_Objective_: Leave out the pictures and repeat the data exactly.

-- start of Rows --

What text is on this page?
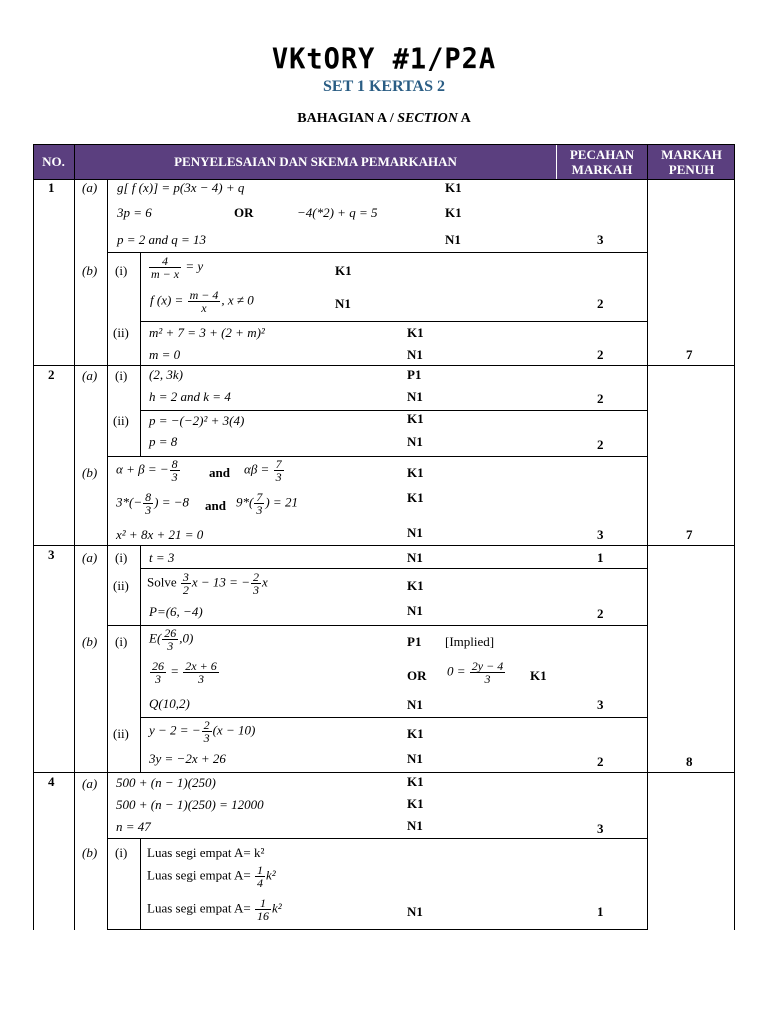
VKtORY #1/P2A
SET 1 KERTAS 2
BAHAGIAN A / SECTION A
NO.	PENYELESAIAN DAN SKEMA PEMARKAHAN	PECAHAN MARKAH
MARKAH PENUH
1 (a) g[ f (x)] = p(3x − 4) + q	K1
3p = 6	OR	−4(*2) + q = 5	K1
p = 2 and q = 13	N1	3
(b) $(i) \frac{4}{m - x} = y$	K1
f $(x) = \frac{m - 4}{x}$ , x ≠ 0	N1	2
(ii) m² + 7 = 3 + (2 + m)²	K1
m = 0	N1	2	7
2 (a) (i) (2, 3k)	P1
h = 2 and k = 4	N1	2
(ii) p = −(−2)² + 3(4)	K1
p = 8	N1	2
(b) α + β = − $\frac{8}{3}$ and $\alpha\beta = \frac{7}{3}$	K1
$3*(- \frac{8}{3}$ ) = −8 and $9*( \frac{7}{3}$ ) = 21	K1
x² + 8x + 21 = 0	N1	3	7
3 (a) (i) t = 3	N1	1
(ii) Solve $\frac{3}{2}$ x − 13 = − $\frac{2}{3}$ x	K1
P=(6, −4)	N1	2
(b) (i) $E( \frac{26}{3} ,0)$	P1 [Implied]
$\frac{26}{3} = \frac{2x + 6}{3}$	OR $0 = \frac{2y - 4}{3} K1$
Q(10,2)	N1	3
(ii) y − 2 = − $\frac{2}{3} (x - 10)$	K1
3y = −2x + 26	N1	2	8
4 (a) 500 + (n − 1)(250)	K1
500 + (n − 1)(250) = 12000	K1
n = 47	N1	3
(b) (i) Luas segi empat A= k²
Luas segi empat $A= \frac{1}{4} k^2$
Luas segi empat $A= \frac{1}{16} k^2$	N1	1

-- end of Rows --

_Response_:
What text is on this page?
VKtORY #1/P2A
SET 1 KERTAS 2
BAHAGIAN A / SECTION A
NO.	PENYELESAIAN DAN SKEMA PEMARKAHAN	PECAHAN MARKAH
MARKAH PENUH
1 (a) g[ f (x)] = p(3x − 4) + q	K1
3p = 6	OR	−4(*2) + q = 5	K1
p = 2 and q = 13	N1	3
(b) $(i) \frac{4}{m - x} = y$	K1
f $(x) = \frac{m - 4}{x}$ , x ≠ 0	N1	2
(ii) m² + 7 = 3 + (2 + m)²	K1
m = 0	N1	2	7
2 (a) (i) (2, 3k)	P1
h = 2 and k = 4	N1	2
(ii) p = −(−2)² + 3(4)	K1
p = 8	N1	2
(b) α + β = − $\frac{8}{3}$ and $\alpha\beta = \frac{7}{3}$	K1
$3*(- \frac{8}{3}$ ) = −8 and $9*( \frac{7}{3}$ ) = 21	K1
x² + 8x + 21 = 0	N1	3	7
3 (a) (i) t = 3	N1	1
(ii) Solve $\frac{3}{2}$ x − 13 = − $\frac{2}{3}$ x	K1
P=(6, −4)	N1	2
(b) (i) $E( \frac{26}{3} ,0)$	P1 [Implied]
$\frac{26}{3} = \frac{2x + 6}{3}$	OR $0 = \frac{2y - 4}{3} K1$
Q(10,2)	N1	3
(ii) y − 2 = − $\frac{2}{3} (x - 10)$	K1
3y = −2x + 26	N1	2	8
4 (a) 500 + (n − 1)(250)	K1
500 + (n − 1)(250) = 12000	K1
n = 47	N1	3
(b) (i) Luas segi empat A= k²
Luas segi empat $A= \frac{1}{4} k^2$
Luas segi empat $A= \frac{1}{16} k^2$	N1	1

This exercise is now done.